[Saved data entries]
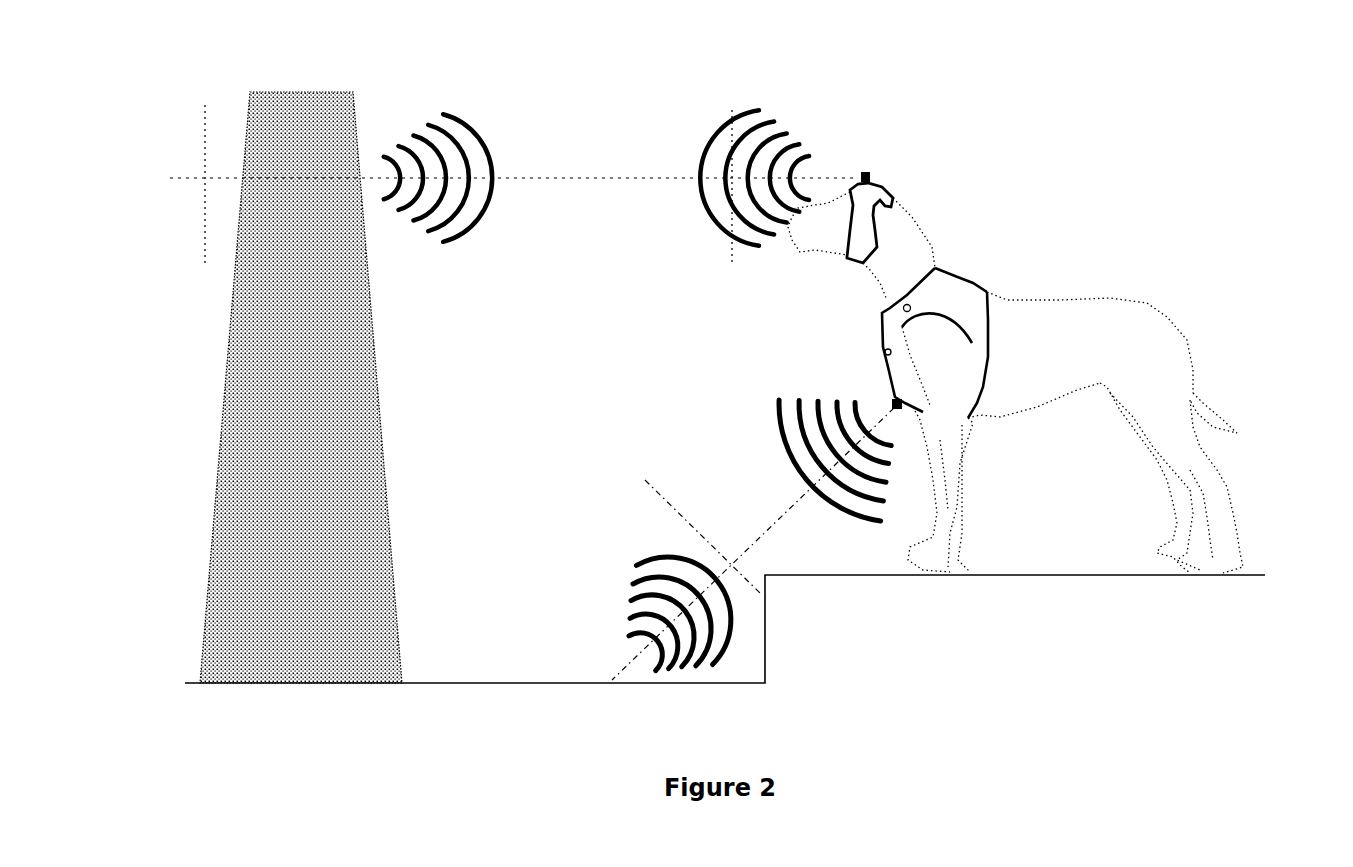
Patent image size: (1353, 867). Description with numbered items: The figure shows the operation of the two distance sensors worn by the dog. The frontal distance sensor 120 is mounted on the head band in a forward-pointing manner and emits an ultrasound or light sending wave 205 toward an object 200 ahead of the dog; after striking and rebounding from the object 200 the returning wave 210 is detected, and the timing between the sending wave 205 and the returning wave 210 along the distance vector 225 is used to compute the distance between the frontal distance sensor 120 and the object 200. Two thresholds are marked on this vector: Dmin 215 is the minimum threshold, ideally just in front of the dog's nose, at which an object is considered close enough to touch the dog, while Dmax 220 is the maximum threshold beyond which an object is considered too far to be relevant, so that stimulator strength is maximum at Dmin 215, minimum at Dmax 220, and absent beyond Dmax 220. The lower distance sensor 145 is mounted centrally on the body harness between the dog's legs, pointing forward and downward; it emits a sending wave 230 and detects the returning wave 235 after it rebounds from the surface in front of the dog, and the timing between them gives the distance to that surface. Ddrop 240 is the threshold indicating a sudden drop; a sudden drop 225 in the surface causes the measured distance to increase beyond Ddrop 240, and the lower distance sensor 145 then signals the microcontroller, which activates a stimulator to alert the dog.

The frontal distance sensor 120 is at (881, 163).
The lower distance sensor 145 is at (880, 392).
The object 200 is at (339, 83).
The sending wave 205 is at (808, 127).
The returning wave 210 is at (468, 103).
The Dmin 215 is at (736, 102).
The Dmax 220 is at (209, 97).
The distance vector 225 is at (583, 167).
The sending wave 230 is at (771, 411).
The returning wave 235 is at (628, 557).
The Ddrop 240 is at (645, 478).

== Required task ==
Please swap every "dog" in the material for "animal" and change nothing else. Leave the pictures out of your answer.

== Response ==
Patent image size: (1353, 867). Description with numbered items: The figure shows the operation of the two distance sensors worn by the animal. The frontal distance sensor 120 is mounted on the head band in a forward-pointing manner and emits an ultrasound or light sending wave 205 toward an object 200 ahead of the animal; after striking and rebounding from the object 200 the returning wave 210 is detected, and the timing between the sending wave 205 and the returning wave 210 along the distance vector 225 is used to compute the distance between the frontal distance sensor 120 and the object 200. Two thresholds are marked on this vector: Dmin 215 is the minimum threshold, ideally just in front of the animal's nose, at which an object is considered close enough to touch the animal, while Dmax 220 is the maximum threshold beyond which an object is considered too far to be relevant, so that stimulator strength is maximum at Dmin 215, minimum at Dmax 220, and absent beyond Dmax 220. The lower distance sensor 145 is mounted centrally on the body harness between the animal's legs, pointing forward and downward; it emits a sending wave 230 and detects the returning wave 235 after it rebounds from the surface in front of the animal, and the timing between them gives the distance to that surface. Ddrop 240 is the threshold indicating a sudden drop; a sudden drop 225 in the surface causes the measured distance to increase beyond Ddrop 240, and the lower distance sensor 145 then signals the microcontroller, which activates a stimulator to alert the animal.

The frontal distance sensor 120 is at (881, 163).
The lower distance sensor 145 is at (880, 392).
The object 200 is at (339, 83).
The sending wave 205 is at (808, 127).
The returning wave 210 is at (468, 103).
The Dmin 215 is at (736, 102).
The Dmax 220 is at (209, 97).
The distance vector 225 is at (583, 167).
The sending wave 230 is at (771, 411).
The returning wave 235 is at (628, 557).
The Ddrop 240 is at (645, 478).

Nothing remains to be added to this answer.